→ **Passage to read**
What do we mean by "open-source?"

An open-source program is more than public access to a codebase. It's about opening up a living project for participation from anyone who wants to get involved. When executed properly for an appropriate project, an open-source program can help drive substantial improvements in your product's quality.

One of the key reasons companies open-source projects is that they want the community to get involved. Popular projects receive significant contributions from the community, and they get it for free.

It's not necessarily out of altruism. People and organizations consume projects because they see a personal or business benefit. When the project doesn't meet their needs or expectations, they might use the opportunity to address bugs or add features. Rather than hold these improvements back in private forks, they're compelled to contribute those changes back into the source repository to become part of the project baseline. This virtuous cycle of improvement is why many businesses produce software using the open-source model.

Open-source goals

To recap, there are three dimensions to participation in open-source software:

  • Consumers, who study or use the repositories of others.
  • Contributors, who are actively involved in the improvement of the repositories of others.
  • Producers, who build and maintain their own repositories that are open to others.

As organizations think more deeply about what they want to get out of each dimension, it's a good practice to take stock of where they are today. There are five process levels within each dimension.

Diagram of open-source process levels.

  • Ad hoc, which have no process in place. Success depends on individual efforts.
  • Managed, which have a partially documented process. Success depends on discipline.
  • Defined, which have a documented, standardized, and integrated process. Success depends on automation.
  • Measured, which have a quantitatively managed process. Success depends on measuring metrics against business goals.
  • Optimized, which have a process that's continually and reliably improving through both incremental and innovative changes. Success depends on reducing the risk of change.

To get a better understanding of where your organization stands, check out the Open-source self assessments.

What should you open-source?

Many projects aren't destined for open-source greatness. While your criteria might vary based on your company's goals and process level, here are some recommended criteria to consider before open-sourcing a project:

  • Does your project contain intellectual property that you want to protect? If so, then opening its source would give away its value. Don't open-source those kinds of projects unless you feel the benefits outweigh the risks.

→ **Exercise task A**
According to the passage on open-source, why shouldn't you open-source a project that contains intellectual property you want to protect? Answer in one to three sentences.
→ **Exercise task B**
Carry on writing the passage on open-source, picking up right after its last sentence.
The records that follow were taken from a different source than the text above.

Saved items:

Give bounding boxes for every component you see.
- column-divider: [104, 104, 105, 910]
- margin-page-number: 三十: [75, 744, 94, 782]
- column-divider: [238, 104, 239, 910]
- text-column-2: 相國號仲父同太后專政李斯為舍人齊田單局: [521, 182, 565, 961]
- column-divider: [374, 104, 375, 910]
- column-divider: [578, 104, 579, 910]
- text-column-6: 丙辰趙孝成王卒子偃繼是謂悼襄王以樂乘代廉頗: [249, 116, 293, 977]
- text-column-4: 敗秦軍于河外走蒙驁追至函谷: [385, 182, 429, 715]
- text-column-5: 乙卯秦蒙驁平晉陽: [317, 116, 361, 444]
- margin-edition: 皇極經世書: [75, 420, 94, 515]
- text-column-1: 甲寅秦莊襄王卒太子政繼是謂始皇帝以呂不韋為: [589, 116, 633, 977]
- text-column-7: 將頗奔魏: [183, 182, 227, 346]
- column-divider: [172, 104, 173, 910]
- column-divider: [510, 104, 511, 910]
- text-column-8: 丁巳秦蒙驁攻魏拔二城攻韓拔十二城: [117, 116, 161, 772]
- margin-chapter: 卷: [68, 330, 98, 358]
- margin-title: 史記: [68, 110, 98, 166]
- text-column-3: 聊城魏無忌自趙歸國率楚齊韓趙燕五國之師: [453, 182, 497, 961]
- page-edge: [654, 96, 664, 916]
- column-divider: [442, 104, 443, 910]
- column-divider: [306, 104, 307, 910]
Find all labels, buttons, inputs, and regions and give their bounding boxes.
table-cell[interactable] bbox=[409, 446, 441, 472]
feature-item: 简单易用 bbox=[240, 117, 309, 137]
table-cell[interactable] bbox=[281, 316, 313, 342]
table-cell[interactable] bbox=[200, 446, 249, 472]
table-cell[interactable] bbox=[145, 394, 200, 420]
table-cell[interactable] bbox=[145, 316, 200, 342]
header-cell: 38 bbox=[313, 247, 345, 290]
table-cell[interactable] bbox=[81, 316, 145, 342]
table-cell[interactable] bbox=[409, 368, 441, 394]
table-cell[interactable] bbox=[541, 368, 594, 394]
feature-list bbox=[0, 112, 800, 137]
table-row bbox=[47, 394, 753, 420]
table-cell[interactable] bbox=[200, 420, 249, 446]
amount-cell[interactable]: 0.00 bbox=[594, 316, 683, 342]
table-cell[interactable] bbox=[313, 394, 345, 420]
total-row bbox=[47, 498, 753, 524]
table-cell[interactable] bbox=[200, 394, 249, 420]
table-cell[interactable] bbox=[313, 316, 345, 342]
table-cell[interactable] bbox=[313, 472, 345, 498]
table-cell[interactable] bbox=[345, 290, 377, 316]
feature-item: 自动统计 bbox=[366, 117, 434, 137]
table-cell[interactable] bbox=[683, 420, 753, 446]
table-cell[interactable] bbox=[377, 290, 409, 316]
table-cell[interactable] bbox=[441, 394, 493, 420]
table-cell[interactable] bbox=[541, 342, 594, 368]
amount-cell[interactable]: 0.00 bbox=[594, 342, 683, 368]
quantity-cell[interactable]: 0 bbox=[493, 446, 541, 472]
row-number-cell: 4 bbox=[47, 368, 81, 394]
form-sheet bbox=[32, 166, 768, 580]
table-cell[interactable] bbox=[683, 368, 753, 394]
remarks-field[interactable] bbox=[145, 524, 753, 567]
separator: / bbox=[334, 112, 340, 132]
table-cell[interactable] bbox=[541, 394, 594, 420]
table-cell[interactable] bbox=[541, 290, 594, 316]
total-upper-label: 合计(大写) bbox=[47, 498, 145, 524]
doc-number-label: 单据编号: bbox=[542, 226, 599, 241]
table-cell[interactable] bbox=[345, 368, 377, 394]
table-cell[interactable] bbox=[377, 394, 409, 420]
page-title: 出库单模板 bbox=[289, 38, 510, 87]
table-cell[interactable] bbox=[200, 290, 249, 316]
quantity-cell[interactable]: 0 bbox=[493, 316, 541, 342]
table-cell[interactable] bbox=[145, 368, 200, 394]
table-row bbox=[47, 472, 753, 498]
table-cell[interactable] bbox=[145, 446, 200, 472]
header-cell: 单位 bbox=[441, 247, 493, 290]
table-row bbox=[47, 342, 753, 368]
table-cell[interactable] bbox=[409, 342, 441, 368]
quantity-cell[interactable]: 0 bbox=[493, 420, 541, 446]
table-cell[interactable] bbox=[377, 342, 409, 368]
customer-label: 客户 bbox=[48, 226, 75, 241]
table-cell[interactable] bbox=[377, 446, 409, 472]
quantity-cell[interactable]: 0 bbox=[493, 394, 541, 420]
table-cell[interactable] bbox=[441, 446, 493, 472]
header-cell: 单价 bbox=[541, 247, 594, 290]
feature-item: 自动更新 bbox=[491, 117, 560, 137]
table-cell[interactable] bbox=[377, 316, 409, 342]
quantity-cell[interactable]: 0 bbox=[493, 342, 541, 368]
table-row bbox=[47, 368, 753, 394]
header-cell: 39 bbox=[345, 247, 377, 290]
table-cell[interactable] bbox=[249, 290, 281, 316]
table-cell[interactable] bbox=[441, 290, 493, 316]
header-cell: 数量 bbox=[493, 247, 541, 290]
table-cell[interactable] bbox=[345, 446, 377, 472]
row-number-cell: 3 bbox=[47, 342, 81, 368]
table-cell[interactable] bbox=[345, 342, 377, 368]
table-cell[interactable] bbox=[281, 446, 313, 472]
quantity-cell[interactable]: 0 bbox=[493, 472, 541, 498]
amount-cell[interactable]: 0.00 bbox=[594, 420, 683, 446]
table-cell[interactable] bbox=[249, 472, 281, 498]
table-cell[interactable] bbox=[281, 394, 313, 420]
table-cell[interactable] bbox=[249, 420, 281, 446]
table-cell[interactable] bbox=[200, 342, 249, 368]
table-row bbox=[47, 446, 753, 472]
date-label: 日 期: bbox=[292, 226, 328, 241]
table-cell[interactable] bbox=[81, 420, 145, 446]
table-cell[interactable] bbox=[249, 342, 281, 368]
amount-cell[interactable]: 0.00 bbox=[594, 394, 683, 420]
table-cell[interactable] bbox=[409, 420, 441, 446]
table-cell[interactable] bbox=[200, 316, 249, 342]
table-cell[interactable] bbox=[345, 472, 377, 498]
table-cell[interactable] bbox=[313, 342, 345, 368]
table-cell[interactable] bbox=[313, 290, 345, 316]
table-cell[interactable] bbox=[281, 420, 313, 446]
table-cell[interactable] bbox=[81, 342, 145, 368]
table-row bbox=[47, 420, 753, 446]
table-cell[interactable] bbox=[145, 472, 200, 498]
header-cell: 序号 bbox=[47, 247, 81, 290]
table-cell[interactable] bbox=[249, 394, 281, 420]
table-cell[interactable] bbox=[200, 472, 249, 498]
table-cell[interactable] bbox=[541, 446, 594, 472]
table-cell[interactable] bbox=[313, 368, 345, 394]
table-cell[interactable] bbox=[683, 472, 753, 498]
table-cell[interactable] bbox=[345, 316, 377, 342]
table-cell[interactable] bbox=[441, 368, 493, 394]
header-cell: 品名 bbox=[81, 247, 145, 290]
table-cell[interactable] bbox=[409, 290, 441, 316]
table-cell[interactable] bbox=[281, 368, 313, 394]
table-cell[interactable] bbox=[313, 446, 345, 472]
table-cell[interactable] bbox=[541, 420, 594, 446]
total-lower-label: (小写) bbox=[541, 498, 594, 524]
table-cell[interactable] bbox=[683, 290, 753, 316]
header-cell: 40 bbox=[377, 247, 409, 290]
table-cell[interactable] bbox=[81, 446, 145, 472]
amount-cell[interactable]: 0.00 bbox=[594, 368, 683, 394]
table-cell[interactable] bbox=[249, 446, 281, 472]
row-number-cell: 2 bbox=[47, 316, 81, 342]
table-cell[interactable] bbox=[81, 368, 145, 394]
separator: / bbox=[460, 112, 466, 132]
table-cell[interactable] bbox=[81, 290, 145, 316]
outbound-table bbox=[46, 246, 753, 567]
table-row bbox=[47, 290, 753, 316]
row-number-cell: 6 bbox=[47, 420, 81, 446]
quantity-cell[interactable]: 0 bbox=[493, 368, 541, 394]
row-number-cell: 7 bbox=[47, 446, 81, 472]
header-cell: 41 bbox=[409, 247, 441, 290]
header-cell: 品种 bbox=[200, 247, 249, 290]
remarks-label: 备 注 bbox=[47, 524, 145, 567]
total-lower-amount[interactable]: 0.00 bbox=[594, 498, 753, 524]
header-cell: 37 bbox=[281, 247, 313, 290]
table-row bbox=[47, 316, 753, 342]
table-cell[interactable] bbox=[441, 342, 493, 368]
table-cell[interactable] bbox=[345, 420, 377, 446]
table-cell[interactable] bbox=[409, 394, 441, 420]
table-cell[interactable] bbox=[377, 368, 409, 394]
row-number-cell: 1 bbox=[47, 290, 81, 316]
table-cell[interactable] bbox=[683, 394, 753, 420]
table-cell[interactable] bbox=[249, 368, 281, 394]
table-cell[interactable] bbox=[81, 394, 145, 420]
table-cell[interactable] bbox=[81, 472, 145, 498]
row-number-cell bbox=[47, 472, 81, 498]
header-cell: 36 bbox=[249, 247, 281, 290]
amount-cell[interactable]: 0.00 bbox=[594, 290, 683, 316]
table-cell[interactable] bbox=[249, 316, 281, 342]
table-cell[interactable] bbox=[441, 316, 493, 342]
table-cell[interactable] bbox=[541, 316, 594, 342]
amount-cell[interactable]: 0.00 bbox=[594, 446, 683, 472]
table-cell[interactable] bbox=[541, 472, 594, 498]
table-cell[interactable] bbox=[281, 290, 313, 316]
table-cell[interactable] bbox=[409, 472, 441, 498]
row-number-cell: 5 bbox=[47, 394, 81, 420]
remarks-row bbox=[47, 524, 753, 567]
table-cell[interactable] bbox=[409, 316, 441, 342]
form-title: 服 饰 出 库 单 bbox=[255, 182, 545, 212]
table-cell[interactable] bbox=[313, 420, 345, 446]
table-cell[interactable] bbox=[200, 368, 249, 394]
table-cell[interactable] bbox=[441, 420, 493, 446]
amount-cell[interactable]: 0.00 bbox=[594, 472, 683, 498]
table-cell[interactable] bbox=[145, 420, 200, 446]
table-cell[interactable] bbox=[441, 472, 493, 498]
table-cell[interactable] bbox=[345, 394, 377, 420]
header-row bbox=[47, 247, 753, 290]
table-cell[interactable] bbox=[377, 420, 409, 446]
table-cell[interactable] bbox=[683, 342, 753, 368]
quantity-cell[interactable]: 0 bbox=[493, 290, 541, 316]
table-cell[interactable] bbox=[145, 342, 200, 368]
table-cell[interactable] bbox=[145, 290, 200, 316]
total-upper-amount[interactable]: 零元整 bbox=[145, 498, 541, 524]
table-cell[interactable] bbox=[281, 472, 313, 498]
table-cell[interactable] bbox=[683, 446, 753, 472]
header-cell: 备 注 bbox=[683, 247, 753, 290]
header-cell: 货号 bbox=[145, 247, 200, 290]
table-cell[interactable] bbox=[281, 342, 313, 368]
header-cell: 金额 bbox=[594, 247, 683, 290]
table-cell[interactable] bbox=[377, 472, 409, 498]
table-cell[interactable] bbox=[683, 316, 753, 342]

→ **Exercise answer A**
Opening the source of such a project would give away its value. So the passage advises against it unless you feel the benefits outweigh the risks.

→ **Exercise answer B**
  • Is the project in a stable state with good code quality? The project doesn't have to be perfect, but potential contributors might walk away if the project is in terrible shape to begin with.

  • Is your project useful to people outside of your company? If not, then you probably aren't getting any participation.

  • Are people outside your company able to contribute? They need access to all project dependencies, build processes, and whatever else is needed to run the project. If they can't run it, they can't contribute.

  • Does your team have the bandwidth to support an open-source program? If not, wait until you do. If you open-source a project and don't support it, you might lose your opportunity to build a trusting community.

These questions are just a few of the most common considerations. Your organization might have other business or compliance issues to keep in mind.

Designing an open-source program

Running an open-source program is similar to running an InnerSource program, but for a public audience. As a result, there are a few more considerations.

Setting community expectations

Files like README.md and CONTRIBUTING.md are even more important because they're being exposed to people who don't have your organizational context. They need to be evaluated from the perspective of someone outside the company to ensure clarity.

In addition, your code of conduct is an important policy to express. The standard is to add a CODE_OF_CONDUCT.md file to your repository's root and use it to explain the behavior expected from participants in your community. Multiple groups in your organization should review this document, including your legal team. Fortunately, there are many standard codes of conduct available from which to start. Many projects use these codes as-is without modification. Learn more in the Guide to open-source codes of conduct.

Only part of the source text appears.